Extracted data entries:
──────
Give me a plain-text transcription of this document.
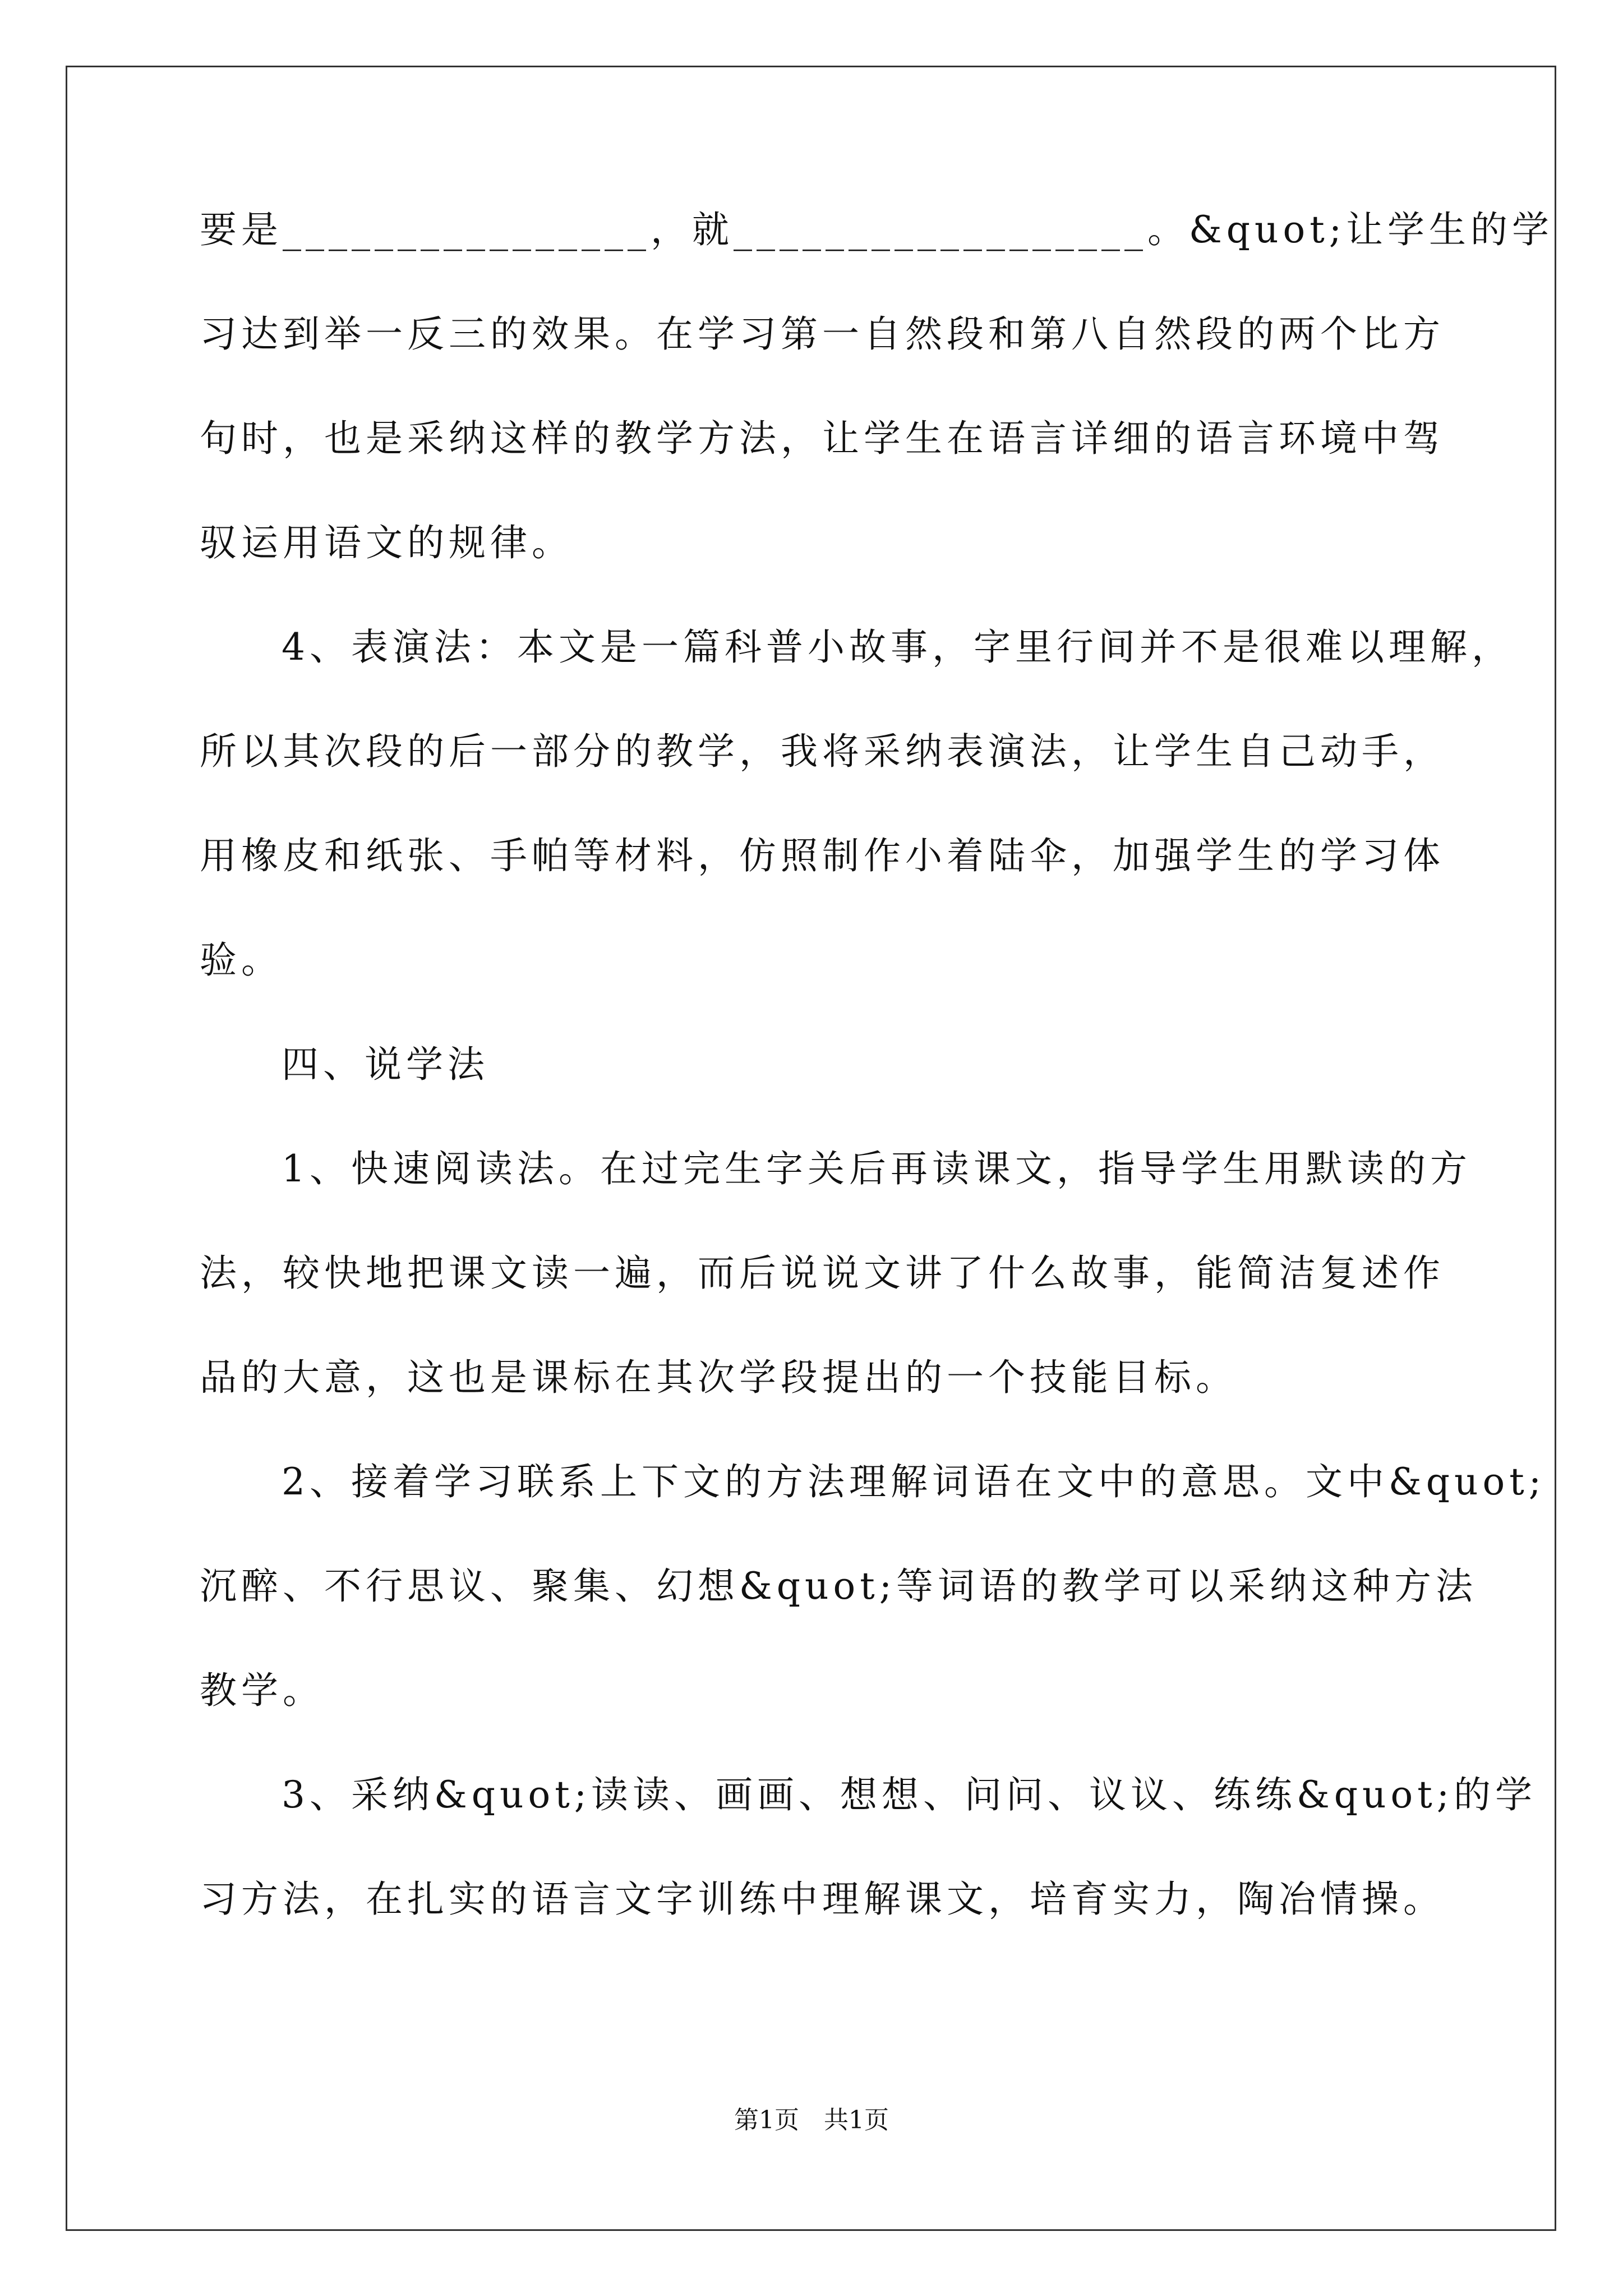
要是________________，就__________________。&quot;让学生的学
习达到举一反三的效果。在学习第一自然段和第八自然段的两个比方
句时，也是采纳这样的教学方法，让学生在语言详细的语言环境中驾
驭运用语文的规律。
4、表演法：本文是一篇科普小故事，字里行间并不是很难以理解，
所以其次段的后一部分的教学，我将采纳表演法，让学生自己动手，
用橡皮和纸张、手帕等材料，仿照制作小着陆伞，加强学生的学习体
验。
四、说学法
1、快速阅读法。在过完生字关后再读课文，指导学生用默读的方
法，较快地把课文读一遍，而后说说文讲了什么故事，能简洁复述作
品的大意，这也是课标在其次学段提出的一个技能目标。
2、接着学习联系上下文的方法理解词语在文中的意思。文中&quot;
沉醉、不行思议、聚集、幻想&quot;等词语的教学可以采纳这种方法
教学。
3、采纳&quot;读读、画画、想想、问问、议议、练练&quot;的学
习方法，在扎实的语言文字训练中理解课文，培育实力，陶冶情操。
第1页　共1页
──────
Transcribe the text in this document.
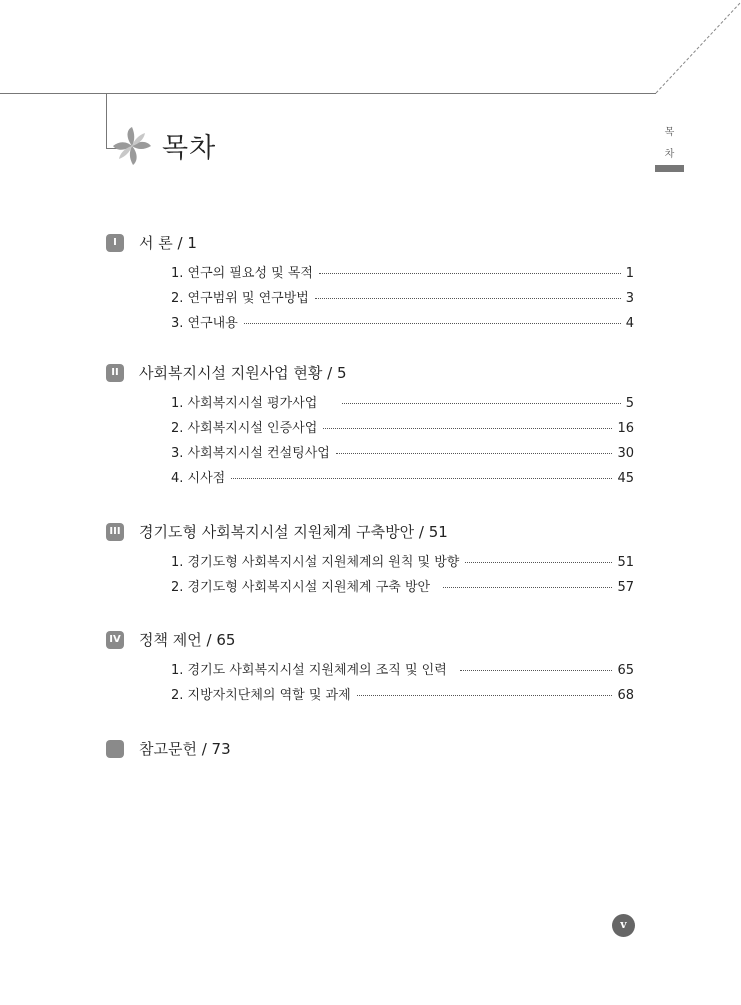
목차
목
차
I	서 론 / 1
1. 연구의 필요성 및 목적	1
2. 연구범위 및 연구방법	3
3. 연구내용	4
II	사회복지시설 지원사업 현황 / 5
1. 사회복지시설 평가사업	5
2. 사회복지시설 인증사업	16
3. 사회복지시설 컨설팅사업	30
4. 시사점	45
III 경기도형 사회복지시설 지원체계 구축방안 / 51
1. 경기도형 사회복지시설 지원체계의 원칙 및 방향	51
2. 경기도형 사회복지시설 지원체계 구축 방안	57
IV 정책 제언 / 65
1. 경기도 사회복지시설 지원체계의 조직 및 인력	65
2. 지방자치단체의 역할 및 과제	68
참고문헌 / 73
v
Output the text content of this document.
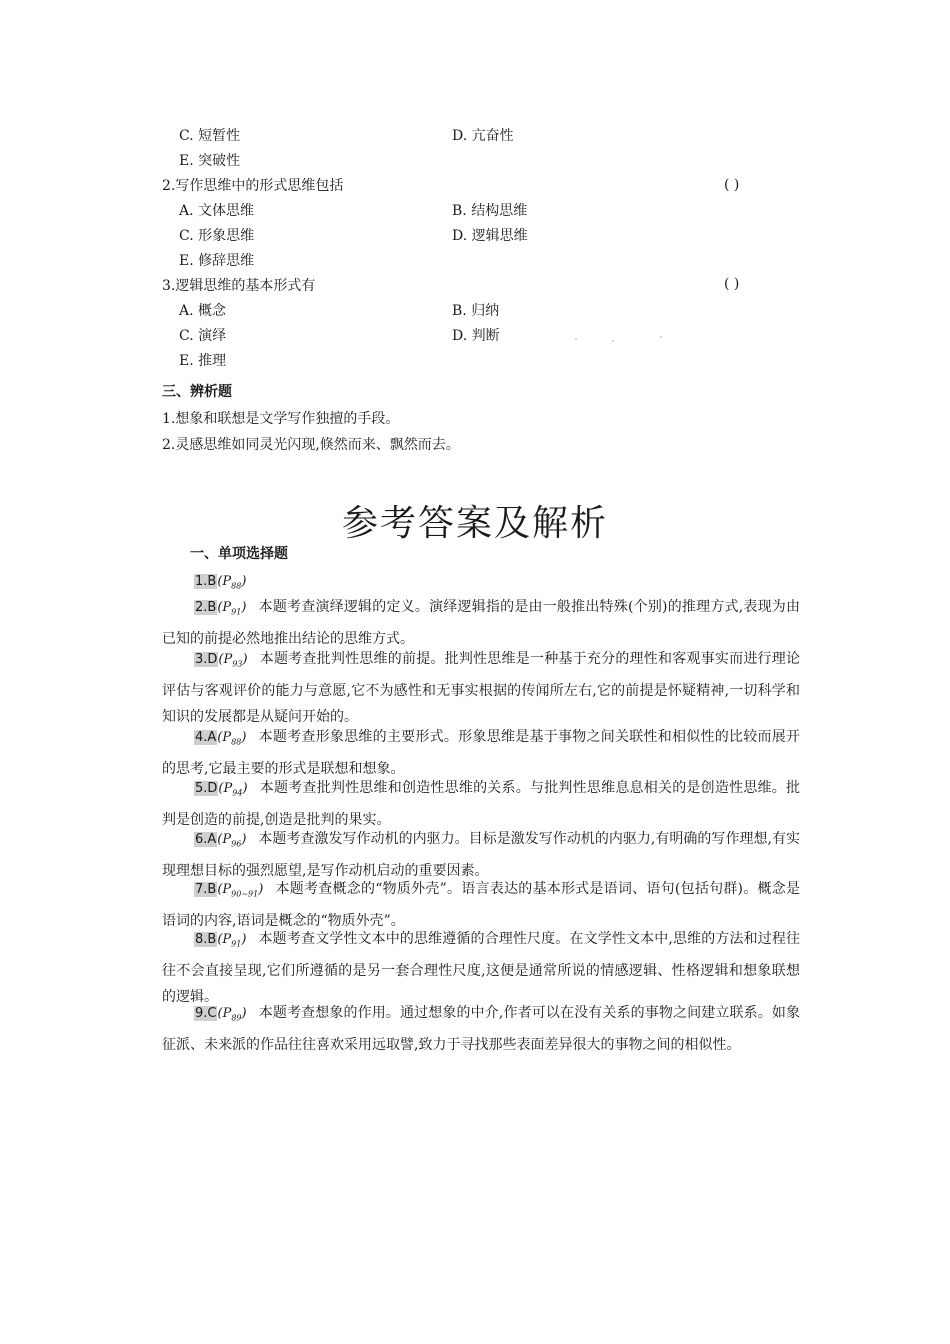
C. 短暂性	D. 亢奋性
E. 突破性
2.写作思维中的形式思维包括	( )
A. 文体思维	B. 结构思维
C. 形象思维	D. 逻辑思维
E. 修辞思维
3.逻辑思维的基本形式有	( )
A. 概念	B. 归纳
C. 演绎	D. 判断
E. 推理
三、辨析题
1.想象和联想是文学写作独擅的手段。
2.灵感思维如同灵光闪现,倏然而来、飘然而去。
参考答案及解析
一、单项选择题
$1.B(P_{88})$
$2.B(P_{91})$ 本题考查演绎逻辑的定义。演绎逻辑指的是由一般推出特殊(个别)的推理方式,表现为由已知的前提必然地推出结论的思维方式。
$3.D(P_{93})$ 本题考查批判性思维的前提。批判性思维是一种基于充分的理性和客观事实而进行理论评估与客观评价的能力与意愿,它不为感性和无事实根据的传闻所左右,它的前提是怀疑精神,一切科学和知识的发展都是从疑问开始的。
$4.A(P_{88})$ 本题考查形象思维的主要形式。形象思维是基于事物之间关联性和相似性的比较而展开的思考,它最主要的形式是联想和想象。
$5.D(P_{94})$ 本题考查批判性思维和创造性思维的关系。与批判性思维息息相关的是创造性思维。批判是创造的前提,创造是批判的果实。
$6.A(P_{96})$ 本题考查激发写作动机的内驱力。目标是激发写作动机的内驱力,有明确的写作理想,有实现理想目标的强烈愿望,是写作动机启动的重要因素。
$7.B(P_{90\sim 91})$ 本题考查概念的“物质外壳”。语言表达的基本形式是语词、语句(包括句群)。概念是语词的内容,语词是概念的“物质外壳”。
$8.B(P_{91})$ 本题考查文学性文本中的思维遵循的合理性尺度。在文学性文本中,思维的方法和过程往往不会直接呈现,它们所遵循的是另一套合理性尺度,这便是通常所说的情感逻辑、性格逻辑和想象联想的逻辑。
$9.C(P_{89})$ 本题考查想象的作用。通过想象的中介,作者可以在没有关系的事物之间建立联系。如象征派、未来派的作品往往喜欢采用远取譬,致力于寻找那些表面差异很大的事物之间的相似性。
──────
_Task to carry out:_ Gather each line in the data that holds the string "quot".

_Problem solution:_
要是________________，就__________________。&quot;让学生的学
2、接着学习联系上下文的方法理解词语在文中的意思。文中&quot;
沉醉、不行思议、聚集、幻想&quot;等词语的教学可以采纳这种方法
3、采纳&quot;读读、画画、想想、问问、议议、练练&quot;的学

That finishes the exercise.